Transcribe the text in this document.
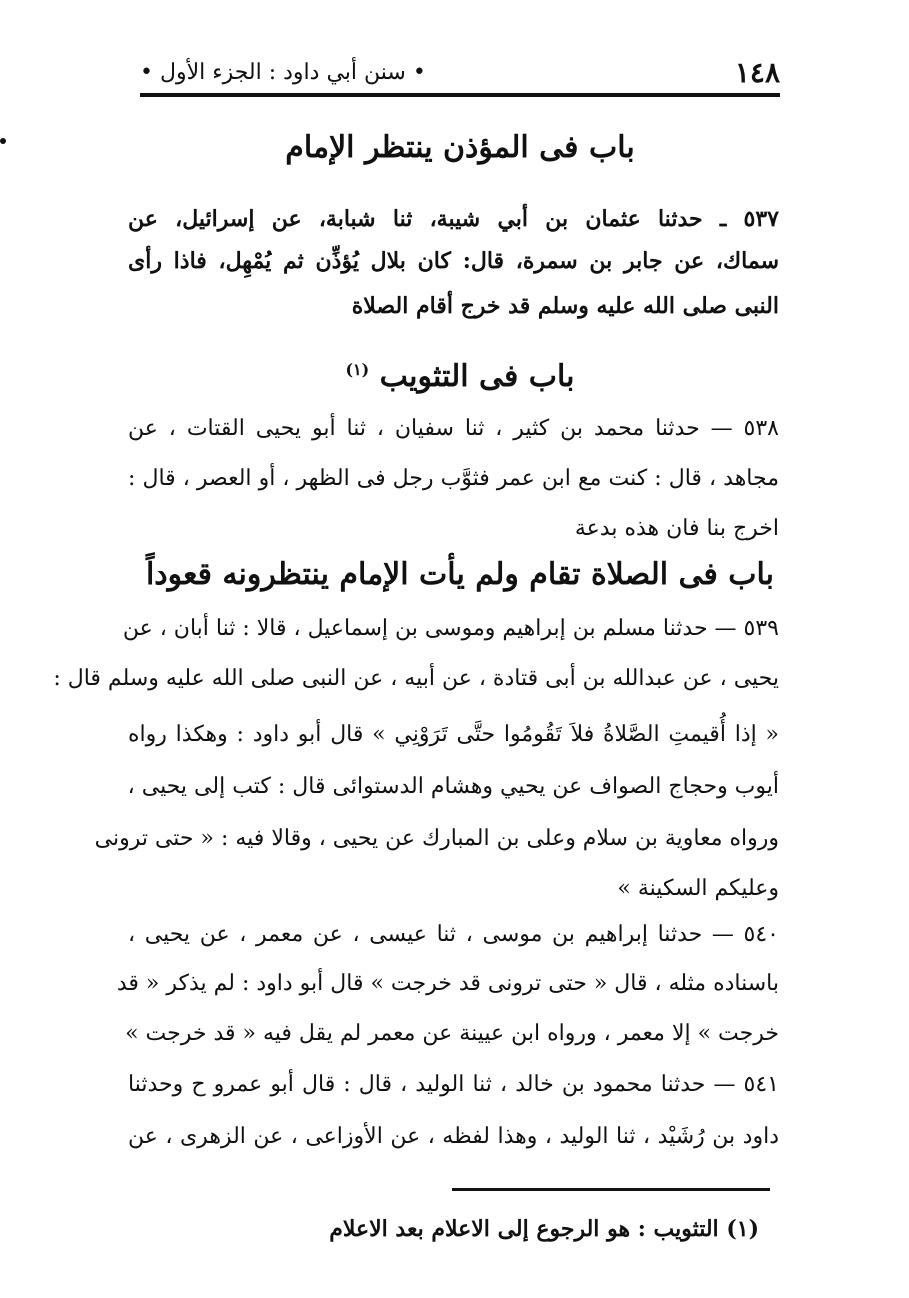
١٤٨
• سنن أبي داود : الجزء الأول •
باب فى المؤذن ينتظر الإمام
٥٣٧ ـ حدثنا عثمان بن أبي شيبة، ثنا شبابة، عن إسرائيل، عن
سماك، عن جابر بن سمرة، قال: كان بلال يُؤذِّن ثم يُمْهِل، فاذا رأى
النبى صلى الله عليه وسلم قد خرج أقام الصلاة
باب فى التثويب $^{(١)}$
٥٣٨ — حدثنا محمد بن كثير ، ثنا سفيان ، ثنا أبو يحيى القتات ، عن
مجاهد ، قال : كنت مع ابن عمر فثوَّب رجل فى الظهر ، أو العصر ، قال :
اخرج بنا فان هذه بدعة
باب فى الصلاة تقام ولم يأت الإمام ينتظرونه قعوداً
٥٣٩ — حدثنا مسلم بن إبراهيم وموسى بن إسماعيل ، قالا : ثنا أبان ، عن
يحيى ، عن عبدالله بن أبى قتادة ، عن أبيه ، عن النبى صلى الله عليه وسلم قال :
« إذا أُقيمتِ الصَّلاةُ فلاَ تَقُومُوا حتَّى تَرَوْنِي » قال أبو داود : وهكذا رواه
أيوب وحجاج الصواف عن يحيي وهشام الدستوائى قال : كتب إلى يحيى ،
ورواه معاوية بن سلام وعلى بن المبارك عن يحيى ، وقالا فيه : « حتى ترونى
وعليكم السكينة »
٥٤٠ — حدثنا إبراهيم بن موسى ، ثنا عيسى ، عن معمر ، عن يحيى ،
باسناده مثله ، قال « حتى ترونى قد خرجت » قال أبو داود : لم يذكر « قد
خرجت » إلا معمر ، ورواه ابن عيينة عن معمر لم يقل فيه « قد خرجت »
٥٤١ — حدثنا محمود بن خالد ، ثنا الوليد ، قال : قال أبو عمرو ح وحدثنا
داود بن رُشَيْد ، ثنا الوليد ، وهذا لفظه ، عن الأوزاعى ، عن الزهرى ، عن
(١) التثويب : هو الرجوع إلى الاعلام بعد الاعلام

===

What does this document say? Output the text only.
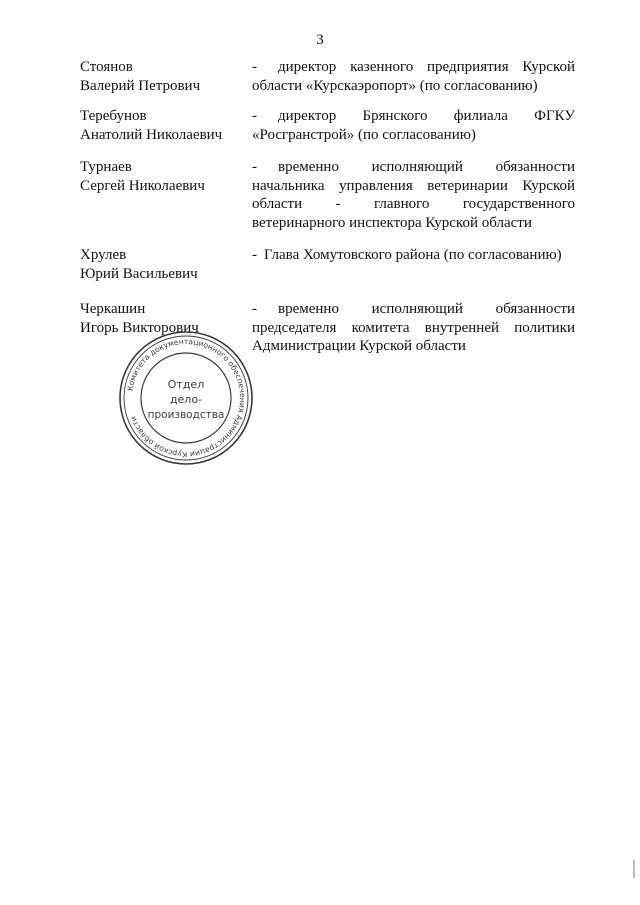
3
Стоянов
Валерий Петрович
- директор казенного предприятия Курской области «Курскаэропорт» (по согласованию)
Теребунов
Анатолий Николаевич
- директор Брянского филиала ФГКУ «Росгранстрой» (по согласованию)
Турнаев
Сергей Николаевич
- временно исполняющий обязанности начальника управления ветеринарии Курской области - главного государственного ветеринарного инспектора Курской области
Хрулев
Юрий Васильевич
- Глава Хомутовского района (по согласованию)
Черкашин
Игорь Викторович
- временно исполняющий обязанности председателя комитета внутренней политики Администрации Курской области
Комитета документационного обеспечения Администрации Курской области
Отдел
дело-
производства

===

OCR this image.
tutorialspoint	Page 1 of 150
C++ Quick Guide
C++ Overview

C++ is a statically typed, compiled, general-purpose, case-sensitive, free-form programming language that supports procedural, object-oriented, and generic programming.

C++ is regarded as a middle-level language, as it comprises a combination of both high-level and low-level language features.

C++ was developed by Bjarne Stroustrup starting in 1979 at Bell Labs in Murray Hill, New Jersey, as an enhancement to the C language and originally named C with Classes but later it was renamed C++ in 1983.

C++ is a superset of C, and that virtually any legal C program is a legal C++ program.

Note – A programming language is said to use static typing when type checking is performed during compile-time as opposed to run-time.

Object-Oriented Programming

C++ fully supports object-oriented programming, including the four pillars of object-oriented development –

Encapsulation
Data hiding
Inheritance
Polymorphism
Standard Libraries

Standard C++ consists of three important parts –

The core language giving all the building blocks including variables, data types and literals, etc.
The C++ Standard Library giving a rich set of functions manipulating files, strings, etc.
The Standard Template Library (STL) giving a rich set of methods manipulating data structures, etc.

===

Out of the material above, gather each line where "document" appears.

Answer to this task —
Transcribe the text in this document.
What does this document say? Output the text only.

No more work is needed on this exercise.